**GOAL**
Gather up every line from the entries below that uses the word "Dollar".
= = =
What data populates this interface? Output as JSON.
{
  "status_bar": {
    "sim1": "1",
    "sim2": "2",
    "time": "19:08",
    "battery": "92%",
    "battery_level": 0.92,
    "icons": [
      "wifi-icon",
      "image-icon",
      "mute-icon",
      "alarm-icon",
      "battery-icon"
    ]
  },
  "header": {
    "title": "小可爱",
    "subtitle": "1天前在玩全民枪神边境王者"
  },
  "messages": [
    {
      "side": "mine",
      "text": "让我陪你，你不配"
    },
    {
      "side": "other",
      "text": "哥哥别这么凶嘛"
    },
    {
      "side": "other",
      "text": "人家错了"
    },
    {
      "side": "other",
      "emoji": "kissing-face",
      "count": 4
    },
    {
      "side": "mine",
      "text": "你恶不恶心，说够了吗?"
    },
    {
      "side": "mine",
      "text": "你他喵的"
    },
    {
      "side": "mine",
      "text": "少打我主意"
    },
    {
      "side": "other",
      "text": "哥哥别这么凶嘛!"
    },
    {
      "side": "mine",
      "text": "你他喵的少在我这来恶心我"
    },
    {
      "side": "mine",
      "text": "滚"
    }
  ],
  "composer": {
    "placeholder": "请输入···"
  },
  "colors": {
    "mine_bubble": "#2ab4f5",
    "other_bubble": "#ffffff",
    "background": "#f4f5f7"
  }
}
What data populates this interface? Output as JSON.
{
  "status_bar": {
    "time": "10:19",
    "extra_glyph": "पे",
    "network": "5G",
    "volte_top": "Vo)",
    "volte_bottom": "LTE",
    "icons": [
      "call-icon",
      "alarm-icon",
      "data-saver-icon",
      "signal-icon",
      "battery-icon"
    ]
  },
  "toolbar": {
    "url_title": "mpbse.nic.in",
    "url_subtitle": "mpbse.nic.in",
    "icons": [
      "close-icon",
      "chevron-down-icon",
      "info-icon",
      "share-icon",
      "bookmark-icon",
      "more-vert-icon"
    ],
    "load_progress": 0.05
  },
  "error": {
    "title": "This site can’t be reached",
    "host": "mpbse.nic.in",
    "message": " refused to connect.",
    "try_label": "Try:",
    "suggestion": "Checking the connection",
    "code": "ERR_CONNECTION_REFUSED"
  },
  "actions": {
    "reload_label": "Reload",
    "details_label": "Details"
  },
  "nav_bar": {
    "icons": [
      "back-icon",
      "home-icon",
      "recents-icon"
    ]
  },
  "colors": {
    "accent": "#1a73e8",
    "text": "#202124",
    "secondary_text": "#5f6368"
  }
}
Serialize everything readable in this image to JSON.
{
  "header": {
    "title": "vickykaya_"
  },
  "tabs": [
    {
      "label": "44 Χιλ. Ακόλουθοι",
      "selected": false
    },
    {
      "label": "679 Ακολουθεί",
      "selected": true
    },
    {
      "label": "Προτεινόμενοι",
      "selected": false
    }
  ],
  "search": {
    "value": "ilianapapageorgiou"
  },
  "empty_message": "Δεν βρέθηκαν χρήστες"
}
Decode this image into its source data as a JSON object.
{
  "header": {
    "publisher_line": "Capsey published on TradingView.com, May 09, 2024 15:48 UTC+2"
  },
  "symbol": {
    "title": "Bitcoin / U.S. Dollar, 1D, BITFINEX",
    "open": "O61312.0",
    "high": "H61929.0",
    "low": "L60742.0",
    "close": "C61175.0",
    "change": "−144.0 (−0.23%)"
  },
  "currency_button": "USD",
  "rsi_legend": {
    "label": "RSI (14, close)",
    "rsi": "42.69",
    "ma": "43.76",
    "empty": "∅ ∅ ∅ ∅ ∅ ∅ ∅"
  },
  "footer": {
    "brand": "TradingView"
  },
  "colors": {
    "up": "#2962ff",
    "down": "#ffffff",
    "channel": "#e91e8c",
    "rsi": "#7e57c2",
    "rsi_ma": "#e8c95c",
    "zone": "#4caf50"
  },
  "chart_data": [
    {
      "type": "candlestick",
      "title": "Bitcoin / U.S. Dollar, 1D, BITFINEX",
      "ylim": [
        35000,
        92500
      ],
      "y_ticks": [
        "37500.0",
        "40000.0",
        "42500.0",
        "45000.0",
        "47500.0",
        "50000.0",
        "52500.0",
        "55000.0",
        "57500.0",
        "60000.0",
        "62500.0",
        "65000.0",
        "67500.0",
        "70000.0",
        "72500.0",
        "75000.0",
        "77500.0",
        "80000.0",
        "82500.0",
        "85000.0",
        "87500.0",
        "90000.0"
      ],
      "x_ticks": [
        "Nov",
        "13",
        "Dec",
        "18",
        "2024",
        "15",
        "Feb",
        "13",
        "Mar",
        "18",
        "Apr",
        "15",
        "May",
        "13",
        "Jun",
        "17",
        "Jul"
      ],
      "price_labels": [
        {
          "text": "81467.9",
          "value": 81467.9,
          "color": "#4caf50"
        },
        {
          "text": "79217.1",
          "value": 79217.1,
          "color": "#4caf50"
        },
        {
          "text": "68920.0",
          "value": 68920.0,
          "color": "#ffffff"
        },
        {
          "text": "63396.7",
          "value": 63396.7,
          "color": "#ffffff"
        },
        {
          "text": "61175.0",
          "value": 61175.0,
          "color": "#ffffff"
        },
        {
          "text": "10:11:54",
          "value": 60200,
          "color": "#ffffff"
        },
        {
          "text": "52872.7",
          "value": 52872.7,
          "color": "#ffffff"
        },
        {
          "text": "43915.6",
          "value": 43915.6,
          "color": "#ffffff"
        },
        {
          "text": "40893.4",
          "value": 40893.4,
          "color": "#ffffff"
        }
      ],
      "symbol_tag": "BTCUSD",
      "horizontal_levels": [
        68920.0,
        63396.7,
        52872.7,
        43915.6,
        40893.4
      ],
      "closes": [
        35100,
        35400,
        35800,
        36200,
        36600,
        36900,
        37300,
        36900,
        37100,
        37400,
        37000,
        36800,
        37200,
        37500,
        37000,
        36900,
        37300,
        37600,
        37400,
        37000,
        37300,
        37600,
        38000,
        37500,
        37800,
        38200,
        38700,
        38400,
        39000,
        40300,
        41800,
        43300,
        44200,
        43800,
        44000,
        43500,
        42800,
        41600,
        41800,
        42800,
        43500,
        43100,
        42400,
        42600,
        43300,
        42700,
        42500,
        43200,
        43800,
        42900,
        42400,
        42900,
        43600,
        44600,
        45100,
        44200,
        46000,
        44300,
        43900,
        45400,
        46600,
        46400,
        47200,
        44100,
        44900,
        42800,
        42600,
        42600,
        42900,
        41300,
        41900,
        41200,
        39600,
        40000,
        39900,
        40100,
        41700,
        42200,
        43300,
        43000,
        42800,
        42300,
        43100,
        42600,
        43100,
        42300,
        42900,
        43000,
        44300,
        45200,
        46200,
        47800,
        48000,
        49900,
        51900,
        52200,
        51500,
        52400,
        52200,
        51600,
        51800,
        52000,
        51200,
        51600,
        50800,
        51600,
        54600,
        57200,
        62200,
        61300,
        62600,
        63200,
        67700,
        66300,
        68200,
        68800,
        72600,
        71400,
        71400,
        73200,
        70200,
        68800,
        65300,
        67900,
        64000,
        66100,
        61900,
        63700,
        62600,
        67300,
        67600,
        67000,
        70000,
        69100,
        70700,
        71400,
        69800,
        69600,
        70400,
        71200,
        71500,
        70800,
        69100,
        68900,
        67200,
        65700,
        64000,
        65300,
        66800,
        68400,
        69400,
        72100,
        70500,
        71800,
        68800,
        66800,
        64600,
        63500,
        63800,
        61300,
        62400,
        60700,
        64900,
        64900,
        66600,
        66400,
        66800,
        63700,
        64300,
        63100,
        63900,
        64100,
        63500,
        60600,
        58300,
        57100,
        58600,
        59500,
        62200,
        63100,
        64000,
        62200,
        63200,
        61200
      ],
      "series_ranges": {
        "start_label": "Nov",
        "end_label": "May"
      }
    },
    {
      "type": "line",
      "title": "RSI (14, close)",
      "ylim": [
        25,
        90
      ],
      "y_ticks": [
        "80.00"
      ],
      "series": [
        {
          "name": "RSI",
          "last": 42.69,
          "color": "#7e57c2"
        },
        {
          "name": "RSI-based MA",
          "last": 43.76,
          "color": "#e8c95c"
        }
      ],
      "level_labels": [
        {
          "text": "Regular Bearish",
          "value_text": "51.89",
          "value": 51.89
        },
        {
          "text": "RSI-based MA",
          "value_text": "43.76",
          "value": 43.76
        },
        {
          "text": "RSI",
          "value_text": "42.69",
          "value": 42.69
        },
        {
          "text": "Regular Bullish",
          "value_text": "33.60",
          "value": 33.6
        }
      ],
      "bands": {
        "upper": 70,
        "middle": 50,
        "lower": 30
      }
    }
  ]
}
= = =
**SOLVED PROBLEM**
    "title": "Bitcoin / U.S. Dollar, 1D, BITFINEX",
      "title": "Bitcoin / U.S. Dollar, 1D, BITFINEX",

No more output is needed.